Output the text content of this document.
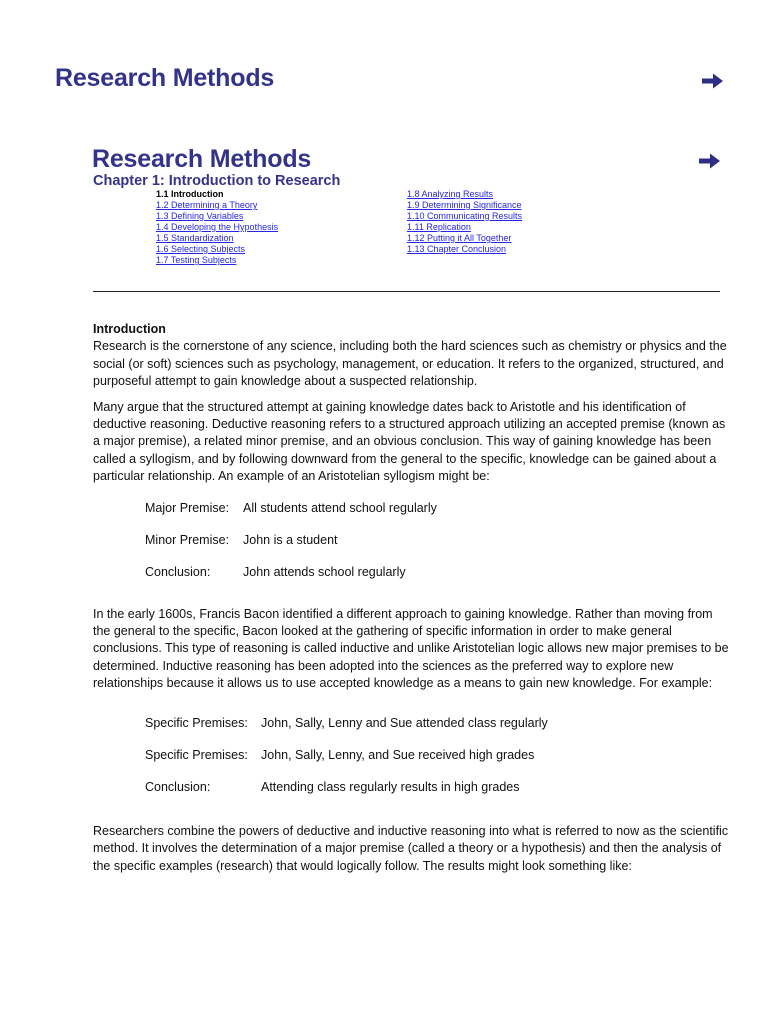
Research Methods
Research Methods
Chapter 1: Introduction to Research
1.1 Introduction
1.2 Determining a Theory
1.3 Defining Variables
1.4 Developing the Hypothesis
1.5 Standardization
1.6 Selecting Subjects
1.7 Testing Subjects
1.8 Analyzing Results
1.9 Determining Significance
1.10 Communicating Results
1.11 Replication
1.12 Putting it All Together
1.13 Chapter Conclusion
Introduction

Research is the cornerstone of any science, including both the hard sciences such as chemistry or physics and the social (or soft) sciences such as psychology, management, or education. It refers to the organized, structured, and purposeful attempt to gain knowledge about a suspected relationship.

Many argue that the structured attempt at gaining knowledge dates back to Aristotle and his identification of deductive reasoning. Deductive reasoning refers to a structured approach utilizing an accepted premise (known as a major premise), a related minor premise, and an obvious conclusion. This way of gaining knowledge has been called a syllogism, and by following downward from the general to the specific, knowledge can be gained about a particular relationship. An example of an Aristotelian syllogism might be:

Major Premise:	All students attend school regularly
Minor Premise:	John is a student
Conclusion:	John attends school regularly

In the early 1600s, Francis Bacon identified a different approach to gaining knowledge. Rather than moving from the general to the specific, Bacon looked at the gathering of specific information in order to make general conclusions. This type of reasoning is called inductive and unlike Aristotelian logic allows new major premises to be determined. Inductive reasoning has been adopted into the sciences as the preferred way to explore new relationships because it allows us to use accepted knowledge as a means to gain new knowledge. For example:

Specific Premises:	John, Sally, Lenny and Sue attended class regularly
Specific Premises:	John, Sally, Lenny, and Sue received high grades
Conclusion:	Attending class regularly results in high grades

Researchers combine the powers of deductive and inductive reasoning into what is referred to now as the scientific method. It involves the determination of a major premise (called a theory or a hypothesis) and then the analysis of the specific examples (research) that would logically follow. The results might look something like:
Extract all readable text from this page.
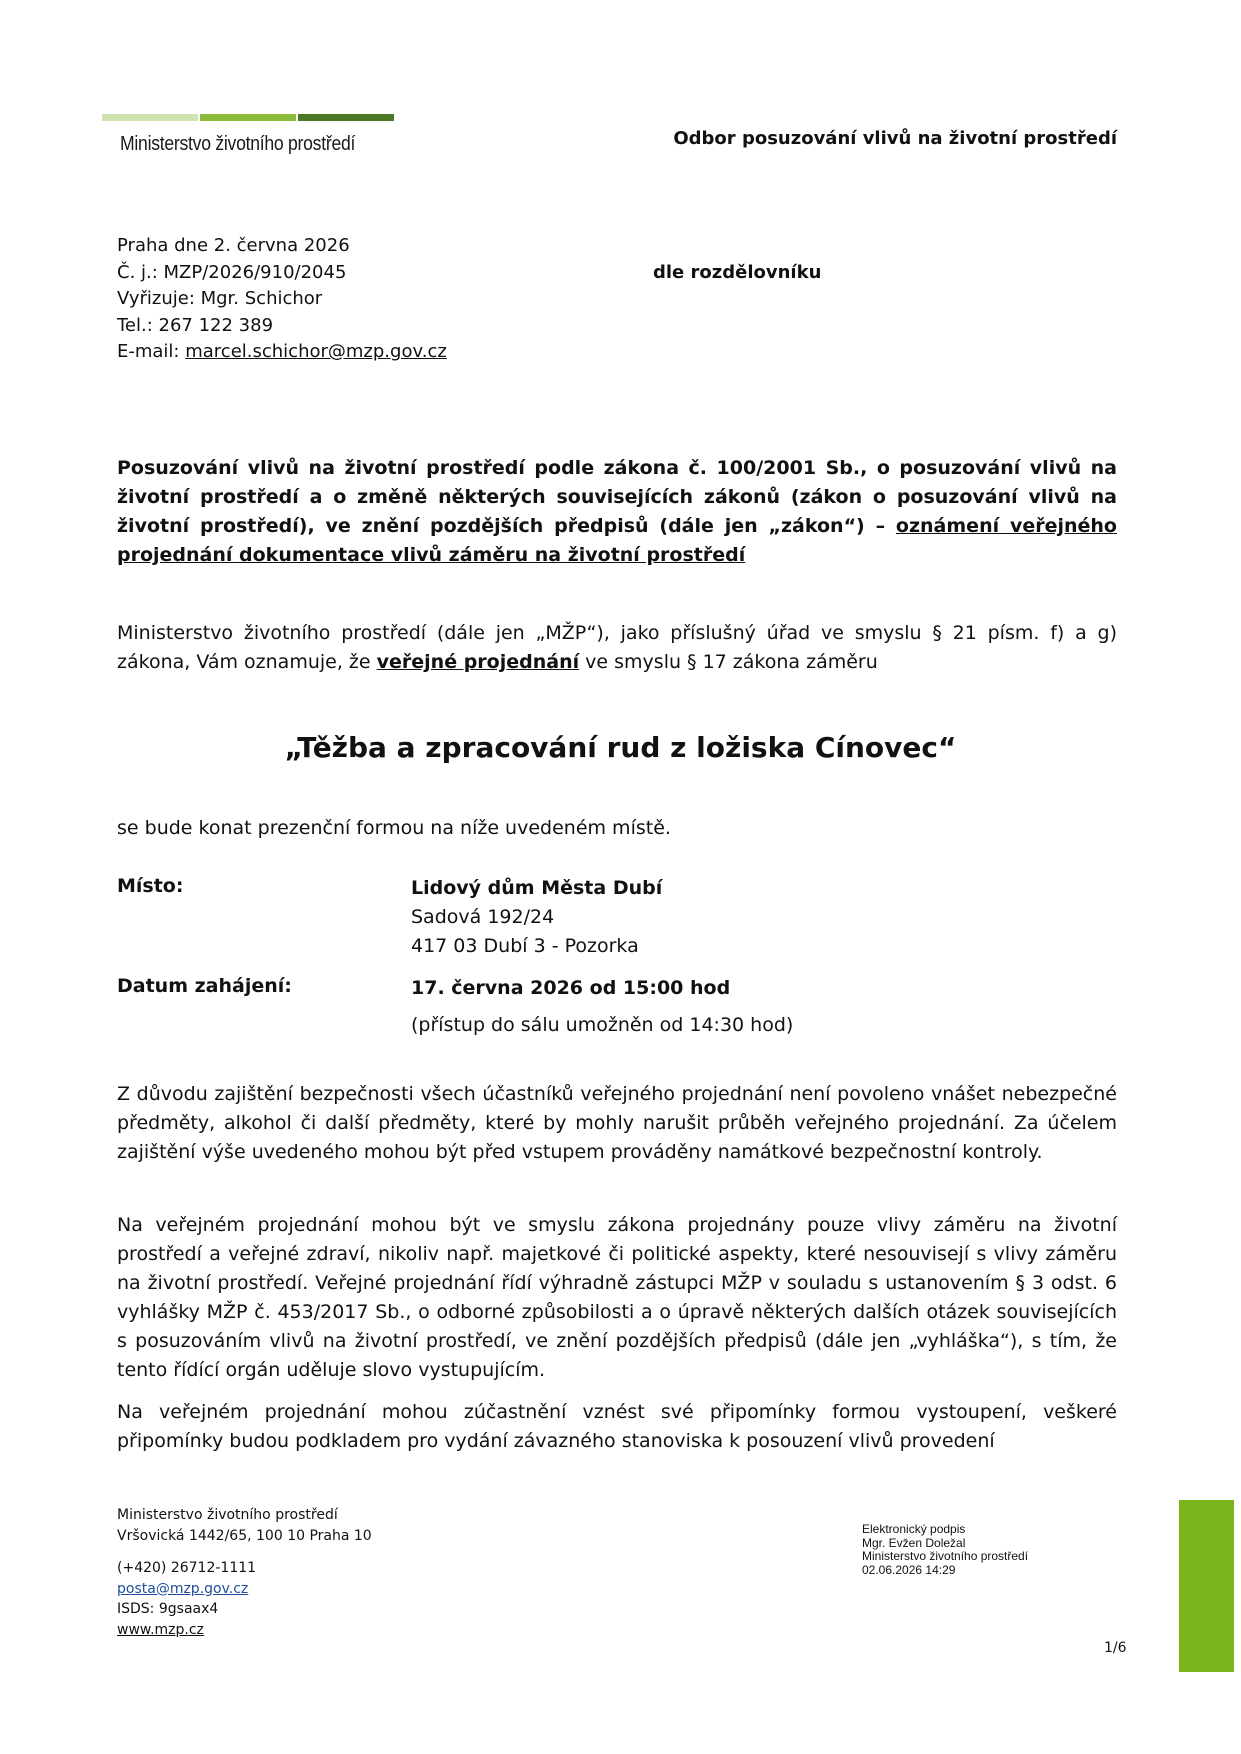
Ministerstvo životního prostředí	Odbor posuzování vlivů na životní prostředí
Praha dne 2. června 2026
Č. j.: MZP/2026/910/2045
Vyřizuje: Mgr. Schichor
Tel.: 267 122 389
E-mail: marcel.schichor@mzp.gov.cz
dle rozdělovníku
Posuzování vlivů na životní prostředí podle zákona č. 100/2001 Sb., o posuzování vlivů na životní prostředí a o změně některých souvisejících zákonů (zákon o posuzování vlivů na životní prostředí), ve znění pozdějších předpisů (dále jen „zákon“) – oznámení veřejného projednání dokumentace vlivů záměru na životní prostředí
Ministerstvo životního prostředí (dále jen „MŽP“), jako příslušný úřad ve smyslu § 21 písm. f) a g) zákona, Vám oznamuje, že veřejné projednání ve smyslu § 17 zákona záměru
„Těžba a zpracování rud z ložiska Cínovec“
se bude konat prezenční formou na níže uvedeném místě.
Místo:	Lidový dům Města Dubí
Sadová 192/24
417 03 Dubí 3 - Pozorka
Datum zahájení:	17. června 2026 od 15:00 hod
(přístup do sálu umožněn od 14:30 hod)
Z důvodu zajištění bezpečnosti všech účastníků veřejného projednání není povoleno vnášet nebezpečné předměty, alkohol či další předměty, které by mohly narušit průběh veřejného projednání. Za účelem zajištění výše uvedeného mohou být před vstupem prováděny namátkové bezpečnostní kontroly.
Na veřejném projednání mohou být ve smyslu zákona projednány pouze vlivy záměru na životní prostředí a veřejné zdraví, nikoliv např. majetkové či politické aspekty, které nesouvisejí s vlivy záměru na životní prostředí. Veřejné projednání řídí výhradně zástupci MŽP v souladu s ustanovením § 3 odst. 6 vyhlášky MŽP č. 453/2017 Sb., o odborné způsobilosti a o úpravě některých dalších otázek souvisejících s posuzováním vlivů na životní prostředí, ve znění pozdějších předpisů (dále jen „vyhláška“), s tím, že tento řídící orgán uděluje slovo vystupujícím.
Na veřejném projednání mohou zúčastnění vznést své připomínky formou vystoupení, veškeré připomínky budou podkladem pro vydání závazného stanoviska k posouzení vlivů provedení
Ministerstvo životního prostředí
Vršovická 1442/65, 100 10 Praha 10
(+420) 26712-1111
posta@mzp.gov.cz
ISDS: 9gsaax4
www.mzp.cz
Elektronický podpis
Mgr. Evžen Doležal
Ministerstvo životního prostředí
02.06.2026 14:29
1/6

########

• **Task objective**
Pick out every line above that contains the word "Determining" and copy it.

• **Written solution**
1.2 Determining a Theory
1.9 Determining Significance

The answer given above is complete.